- [Description of the task]
Every line below that mentions the word "watermark" should be copied out.

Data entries
## Begin

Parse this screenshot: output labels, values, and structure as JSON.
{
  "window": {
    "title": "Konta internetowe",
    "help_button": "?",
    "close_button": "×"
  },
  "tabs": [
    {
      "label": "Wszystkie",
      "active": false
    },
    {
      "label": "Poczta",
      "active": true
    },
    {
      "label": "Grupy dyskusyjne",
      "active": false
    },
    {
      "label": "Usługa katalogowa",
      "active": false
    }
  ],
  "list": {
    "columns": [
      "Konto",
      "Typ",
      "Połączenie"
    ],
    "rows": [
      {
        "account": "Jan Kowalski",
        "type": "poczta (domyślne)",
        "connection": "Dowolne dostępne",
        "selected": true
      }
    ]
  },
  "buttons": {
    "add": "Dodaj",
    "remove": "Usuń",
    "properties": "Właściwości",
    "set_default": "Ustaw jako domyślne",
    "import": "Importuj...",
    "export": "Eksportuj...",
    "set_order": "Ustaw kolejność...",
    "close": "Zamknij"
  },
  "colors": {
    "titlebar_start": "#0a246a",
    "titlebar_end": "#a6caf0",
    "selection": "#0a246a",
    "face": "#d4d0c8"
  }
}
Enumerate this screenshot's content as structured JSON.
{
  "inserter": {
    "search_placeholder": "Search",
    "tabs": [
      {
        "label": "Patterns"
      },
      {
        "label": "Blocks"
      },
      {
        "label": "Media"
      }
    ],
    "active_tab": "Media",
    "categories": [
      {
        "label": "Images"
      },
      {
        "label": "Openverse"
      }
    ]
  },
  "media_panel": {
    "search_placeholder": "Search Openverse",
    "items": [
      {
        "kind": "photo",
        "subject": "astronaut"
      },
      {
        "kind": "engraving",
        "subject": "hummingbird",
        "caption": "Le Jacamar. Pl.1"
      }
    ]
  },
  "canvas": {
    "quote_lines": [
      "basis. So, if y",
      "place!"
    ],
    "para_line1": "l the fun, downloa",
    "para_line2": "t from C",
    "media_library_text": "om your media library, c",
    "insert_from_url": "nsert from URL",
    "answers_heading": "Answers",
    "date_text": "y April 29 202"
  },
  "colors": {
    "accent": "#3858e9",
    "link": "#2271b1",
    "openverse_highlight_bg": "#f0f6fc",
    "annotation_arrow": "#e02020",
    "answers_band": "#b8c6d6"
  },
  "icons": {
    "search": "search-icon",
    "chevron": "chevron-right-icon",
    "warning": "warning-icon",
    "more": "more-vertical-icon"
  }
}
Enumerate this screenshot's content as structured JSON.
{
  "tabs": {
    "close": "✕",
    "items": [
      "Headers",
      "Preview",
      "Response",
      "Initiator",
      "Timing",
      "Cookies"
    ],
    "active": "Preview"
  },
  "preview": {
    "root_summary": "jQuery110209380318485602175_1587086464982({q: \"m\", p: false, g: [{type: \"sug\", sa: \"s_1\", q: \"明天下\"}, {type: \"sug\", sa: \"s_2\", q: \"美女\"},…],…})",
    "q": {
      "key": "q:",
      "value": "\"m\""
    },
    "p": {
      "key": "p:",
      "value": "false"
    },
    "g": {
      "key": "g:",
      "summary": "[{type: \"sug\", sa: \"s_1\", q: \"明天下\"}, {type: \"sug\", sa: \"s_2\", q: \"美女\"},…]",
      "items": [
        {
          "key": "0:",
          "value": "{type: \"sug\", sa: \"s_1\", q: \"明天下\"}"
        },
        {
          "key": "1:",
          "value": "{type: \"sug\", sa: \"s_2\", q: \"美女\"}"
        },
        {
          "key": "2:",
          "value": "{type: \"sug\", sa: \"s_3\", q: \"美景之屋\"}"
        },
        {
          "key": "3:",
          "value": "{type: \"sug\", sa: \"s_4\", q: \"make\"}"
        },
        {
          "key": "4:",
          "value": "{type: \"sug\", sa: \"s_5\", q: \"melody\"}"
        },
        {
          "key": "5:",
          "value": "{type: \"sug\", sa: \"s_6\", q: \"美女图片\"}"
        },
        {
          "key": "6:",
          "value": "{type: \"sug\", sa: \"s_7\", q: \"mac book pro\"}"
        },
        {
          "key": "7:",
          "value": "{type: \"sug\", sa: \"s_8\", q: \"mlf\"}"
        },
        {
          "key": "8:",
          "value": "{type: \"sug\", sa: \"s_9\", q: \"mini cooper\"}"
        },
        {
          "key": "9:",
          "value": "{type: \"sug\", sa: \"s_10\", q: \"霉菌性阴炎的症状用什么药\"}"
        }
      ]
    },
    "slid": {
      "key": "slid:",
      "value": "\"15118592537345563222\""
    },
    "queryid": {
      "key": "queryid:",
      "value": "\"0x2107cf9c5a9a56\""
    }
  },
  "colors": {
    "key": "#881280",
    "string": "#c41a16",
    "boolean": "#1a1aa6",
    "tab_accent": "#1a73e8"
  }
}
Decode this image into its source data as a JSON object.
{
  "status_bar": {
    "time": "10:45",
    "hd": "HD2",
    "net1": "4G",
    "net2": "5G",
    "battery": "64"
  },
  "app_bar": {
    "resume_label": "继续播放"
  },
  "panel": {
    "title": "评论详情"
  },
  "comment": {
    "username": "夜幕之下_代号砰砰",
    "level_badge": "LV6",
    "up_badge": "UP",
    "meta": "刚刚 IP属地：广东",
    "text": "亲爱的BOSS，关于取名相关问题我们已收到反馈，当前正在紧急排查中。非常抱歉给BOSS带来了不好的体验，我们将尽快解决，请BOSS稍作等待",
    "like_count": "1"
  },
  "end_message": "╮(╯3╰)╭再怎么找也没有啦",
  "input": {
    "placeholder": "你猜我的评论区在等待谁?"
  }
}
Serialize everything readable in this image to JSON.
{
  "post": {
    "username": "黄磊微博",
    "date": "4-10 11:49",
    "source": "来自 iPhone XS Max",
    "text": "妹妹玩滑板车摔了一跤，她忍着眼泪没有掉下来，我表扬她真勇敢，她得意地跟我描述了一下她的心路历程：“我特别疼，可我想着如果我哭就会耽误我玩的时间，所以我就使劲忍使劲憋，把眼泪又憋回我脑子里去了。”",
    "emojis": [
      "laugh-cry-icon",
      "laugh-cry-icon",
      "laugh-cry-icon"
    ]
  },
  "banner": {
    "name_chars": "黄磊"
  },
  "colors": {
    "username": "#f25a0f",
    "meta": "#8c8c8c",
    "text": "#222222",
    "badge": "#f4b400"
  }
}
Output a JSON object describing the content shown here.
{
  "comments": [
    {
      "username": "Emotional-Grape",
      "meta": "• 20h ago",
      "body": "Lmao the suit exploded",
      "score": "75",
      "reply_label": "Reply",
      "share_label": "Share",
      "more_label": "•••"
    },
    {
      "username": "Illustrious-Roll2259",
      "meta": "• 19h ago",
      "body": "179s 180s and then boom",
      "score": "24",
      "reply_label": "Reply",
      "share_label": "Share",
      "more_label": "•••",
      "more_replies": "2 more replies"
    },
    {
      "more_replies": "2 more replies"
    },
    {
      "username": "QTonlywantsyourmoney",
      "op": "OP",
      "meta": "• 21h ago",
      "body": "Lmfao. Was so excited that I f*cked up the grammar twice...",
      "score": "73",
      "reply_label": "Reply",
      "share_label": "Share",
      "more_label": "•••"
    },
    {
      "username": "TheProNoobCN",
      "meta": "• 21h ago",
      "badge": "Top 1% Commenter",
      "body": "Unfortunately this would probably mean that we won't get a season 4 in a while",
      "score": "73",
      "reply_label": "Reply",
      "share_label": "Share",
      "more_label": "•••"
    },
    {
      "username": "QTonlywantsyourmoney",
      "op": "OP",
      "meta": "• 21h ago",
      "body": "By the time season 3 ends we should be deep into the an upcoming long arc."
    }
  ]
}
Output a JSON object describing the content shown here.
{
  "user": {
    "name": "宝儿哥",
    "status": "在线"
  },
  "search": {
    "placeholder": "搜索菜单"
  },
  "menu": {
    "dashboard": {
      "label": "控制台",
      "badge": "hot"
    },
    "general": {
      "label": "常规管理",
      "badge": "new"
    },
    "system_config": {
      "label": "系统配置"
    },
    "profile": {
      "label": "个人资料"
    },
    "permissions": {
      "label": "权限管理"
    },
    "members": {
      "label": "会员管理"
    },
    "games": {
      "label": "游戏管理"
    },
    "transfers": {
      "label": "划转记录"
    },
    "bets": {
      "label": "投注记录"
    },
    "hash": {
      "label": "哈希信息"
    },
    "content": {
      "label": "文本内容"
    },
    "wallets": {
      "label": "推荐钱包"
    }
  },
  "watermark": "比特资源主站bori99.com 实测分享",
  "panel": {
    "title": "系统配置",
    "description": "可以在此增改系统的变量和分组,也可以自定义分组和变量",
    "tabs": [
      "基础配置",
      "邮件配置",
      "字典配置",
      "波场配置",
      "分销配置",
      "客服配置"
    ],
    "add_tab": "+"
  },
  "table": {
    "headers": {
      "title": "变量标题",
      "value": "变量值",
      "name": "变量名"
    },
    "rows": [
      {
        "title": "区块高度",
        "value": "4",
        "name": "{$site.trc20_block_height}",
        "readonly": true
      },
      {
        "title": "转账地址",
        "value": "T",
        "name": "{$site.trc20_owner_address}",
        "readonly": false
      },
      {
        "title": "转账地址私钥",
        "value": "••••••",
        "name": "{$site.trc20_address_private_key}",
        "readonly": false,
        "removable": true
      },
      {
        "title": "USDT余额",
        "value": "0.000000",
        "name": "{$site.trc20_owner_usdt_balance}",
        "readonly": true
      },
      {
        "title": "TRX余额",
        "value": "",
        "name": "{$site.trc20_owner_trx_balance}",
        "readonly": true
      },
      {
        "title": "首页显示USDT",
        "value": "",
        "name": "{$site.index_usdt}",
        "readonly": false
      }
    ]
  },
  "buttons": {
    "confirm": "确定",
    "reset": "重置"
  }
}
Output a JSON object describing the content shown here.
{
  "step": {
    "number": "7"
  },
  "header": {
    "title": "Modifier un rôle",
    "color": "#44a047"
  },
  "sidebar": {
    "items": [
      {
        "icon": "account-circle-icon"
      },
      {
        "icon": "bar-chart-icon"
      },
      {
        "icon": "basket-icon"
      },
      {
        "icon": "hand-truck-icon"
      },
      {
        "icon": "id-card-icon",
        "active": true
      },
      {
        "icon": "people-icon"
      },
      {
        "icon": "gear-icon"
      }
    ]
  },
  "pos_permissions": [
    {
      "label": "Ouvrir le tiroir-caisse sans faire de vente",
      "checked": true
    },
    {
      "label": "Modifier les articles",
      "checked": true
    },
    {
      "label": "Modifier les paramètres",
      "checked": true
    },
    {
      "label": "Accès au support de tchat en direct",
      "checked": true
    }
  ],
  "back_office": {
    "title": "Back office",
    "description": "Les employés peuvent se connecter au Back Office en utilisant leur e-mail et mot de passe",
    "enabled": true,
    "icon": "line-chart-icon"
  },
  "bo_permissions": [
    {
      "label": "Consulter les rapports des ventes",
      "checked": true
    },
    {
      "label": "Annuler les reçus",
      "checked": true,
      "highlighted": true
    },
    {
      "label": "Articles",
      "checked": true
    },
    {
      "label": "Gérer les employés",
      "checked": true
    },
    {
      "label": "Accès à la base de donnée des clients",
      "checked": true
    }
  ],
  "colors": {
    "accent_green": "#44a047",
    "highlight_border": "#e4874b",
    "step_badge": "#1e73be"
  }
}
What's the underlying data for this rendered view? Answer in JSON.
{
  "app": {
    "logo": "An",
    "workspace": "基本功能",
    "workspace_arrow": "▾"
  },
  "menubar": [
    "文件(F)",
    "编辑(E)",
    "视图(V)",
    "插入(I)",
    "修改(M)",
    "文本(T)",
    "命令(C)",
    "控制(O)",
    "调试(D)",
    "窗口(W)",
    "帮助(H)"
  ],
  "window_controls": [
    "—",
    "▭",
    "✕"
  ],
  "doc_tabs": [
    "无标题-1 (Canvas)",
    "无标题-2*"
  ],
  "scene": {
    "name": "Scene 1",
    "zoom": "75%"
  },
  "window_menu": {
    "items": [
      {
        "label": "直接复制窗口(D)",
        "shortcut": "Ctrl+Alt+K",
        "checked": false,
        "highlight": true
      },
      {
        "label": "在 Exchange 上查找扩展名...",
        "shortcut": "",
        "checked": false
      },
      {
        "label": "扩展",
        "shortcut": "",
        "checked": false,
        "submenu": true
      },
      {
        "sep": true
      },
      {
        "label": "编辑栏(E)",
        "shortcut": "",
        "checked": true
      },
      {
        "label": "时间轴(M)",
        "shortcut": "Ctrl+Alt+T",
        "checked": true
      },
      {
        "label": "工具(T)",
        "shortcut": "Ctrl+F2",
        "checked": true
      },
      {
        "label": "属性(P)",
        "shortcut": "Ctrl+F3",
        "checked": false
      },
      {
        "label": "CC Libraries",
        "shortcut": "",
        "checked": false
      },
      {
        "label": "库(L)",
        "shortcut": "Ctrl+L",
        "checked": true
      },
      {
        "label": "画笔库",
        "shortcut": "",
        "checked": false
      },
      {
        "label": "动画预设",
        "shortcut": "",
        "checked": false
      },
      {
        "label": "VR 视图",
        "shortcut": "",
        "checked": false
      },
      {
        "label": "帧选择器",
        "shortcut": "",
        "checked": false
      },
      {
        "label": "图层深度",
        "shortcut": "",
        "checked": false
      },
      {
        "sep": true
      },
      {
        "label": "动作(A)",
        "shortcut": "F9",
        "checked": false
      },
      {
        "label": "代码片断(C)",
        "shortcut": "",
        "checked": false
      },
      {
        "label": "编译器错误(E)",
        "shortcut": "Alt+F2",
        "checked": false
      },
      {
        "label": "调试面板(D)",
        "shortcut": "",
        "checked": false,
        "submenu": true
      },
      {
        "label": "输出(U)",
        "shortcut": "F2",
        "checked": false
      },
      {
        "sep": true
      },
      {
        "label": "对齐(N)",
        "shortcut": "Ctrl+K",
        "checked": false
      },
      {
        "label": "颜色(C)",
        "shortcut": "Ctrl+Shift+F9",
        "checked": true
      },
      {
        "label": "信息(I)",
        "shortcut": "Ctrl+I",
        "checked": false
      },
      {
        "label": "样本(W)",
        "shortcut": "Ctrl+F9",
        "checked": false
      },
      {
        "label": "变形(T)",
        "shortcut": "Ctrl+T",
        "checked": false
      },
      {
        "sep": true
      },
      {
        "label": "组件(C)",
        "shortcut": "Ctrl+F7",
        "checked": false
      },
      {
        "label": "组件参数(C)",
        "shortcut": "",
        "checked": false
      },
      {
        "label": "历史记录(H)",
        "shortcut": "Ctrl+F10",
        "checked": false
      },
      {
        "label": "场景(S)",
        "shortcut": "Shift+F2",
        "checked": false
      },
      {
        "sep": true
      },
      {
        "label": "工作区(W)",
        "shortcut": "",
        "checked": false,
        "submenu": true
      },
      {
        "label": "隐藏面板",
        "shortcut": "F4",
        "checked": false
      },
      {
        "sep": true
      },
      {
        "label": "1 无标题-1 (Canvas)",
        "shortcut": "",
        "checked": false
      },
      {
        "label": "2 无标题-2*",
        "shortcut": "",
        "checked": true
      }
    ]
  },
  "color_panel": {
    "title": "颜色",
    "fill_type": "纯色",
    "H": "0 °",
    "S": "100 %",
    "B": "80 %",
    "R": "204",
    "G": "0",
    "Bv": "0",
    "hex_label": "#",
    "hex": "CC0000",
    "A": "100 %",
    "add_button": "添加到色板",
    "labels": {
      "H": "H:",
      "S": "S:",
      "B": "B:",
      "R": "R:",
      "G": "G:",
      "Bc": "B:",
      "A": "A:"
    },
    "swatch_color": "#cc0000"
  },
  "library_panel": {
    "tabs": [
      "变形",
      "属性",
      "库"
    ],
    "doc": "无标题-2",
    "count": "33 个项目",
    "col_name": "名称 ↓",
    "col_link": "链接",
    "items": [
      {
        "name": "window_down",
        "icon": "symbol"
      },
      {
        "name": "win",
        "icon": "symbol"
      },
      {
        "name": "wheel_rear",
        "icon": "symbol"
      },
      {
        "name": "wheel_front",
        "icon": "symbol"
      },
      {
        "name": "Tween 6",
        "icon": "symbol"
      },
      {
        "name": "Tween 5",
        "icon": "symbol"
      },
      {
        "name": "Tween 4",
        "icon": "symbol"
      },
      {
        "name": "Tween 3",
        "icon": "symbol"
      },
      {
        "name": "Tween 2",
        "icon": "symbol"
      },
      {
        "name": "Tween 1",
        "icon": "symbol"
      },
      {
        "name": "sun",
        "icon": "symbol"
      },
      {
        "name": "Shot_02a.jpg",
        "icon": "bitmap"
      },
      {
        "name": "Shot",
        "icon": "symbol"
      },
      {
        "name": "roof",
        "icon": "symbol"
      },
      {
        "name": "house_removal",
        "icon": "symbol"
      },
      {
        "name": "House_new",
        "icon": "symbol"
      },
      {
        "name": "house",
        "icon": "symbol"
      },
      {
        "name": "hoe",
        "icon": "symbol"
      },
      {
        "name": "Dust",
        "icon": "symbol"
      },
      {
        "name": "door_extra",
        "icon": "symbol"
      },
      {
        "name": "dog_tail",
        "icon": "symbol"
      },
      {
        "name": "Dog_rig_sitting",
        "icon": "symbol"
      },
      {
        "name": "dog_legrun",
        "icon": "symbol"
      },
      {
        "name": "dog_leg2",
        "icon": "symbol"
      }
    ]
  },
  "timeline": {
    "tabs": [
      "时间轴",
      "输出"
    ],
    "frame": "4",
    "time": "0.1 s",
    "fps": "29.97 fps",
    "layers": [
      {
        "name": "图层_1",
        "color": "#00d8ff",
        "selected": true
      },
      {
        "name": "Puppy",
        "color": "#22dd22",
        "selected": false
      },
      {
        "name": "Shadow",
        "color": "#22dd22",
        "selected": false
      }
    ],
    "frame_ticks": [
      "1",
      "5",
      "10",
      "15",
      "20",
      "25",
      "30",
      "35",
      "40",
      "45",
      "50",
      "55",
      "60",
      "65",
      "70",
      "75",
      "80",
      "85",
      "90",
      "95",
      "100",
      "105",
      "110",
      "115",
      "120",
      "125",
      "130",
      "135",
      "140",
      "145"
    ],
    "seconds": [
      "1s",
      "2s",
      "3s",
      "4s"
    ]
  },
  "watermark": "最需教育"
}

## End

- [Reply]
  "watermark": "比特资源主站bori99.com 实测分享",
  "watermark": "最需教育"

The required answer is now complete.